• **Given task**
Report the number of lines in these entries that contain "this". Write only the number.

-- Start of Extracted entries --

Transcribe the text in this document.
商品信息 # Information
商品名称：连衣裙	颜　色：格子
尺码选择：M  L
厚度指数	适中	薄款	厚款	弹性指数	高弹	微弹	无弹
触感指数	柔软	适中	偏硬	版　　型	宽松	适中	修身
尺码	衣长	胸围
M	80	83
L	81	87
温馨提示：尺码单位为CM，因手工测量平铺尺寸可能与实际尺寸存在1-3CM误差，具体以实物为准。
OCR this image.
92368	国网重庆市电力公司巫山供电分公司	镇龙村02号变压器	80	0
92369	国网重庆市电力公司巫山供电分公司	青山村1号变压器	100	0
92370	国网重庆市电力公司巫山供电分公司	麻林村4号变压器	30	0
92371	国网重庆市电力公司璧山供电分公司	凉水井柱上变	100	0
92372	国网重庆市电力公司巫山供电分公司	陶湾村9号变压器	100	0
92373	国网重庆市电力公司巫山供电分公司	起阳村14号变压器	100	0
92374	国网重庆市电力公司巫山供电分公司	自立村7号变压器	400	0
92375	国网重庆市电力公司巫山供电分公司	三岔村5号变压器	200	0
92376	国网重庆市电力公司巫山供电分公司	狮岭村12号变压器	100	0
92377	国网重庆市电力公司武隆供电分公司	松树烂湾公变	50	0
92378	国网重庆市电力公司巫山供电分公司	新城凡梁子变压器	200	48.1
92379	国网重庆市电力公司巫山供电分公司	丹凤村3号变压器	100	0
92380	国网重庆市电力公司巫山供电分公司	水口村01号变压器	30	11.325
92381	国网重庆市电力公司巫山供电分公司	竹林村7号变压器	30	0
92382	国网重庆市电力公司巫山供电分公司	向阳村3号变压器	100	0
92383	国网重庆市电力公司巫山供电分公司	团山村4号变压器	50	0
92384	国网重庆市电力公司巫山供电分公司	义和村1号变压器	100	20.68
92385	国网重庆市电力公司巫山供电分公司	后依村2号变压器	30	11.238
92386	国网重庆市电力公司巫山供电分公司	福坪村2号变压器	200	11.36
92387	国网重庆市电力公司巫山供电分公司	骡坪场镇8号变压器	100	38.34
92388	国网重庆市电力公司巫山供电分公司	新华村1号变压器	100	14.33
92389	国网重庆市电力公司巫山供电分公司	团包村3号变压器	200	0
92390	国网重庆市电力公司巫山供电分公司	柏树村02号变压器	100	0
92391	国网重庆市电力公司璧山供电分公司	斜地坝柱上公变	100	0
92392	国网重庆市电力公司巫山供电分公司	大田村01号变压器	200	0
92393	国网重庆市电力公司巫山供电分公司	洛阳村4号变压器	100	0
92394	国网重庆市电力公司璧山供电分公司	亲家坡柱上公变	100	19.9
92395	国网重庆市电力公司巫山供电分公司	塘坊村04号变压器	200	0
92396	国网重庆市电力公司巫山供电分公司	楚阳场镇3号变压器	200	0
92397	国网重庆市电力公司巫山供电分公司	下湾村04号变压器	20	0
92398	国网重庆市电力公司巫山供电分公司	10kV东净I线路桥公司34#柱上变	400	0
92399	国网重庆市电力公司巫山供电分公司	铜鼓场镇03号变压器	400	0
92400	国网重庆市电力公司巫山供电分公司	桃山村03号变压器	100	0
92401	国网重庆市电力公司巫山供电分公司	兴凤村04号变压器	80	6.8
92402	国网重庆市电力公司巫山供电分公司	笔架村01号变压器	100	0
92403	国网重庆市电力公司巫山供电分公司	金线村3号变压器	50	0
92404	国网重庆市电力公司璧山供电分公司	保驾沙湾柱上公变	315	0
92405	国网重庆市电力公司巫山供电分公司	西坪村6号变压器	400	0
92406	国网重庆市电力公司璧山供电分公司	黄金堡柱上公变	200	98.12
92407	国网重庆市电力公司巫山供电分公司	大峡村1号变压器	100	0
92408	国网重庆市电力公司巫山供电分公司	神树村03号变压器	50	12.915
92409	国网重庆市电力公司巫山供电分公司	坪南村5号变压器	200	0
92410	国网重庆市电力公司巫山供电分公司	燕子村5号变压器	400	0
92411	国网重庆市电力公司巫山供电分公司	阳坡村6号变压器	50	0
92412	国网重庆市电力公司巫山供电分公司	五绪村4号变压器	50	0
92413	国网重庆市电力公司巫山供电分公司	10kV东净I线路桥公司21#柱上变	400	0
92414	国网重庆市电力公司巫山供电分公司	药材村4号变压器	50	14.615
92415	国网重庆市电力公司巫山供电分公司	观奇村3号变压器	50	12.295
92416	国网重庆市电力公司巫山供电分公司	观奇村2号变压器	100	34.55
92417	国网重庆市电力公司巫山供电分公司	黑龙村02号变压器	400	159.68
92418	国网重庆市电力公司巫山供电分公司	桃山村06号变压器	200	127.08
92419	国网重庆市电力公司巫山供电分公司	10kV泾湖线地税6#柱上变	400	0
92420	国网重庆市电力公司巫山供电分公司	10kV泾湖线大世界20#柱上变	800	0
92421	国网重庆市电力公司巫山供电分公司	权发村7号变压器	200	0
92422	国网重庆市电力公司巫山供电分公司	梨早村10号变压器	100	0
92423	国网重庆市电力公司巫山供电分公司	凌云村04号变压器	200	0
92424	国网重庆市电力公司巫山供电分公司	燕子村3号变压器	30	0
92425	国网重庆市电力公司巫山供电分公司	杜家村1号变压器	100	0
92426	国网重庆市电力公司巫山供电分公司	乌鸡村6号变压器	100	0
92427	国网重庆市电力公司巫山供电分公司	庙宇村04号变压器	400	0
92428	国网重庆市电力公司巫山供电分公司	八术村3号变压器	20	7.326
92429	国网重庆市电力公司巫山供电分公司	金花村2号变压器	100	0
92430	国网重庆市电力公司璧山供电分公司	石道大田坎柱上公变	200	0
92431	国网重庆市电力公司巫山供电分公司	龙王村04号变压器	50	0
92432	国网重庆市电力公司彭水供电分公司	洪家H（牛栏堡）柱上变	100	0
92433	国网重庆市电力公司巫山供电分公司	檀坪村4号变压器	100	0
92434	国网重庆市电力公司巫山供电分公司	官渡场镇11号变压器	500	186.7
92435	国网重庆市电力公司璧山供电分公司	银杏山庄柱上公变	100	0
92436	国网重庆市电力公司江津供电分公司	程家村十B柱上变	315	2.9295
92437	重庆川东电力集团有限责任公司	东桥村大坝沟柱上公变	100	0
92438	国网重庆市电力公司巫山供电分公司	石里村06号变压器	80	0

-- End of Extracted entries --

• **Expected answer**
2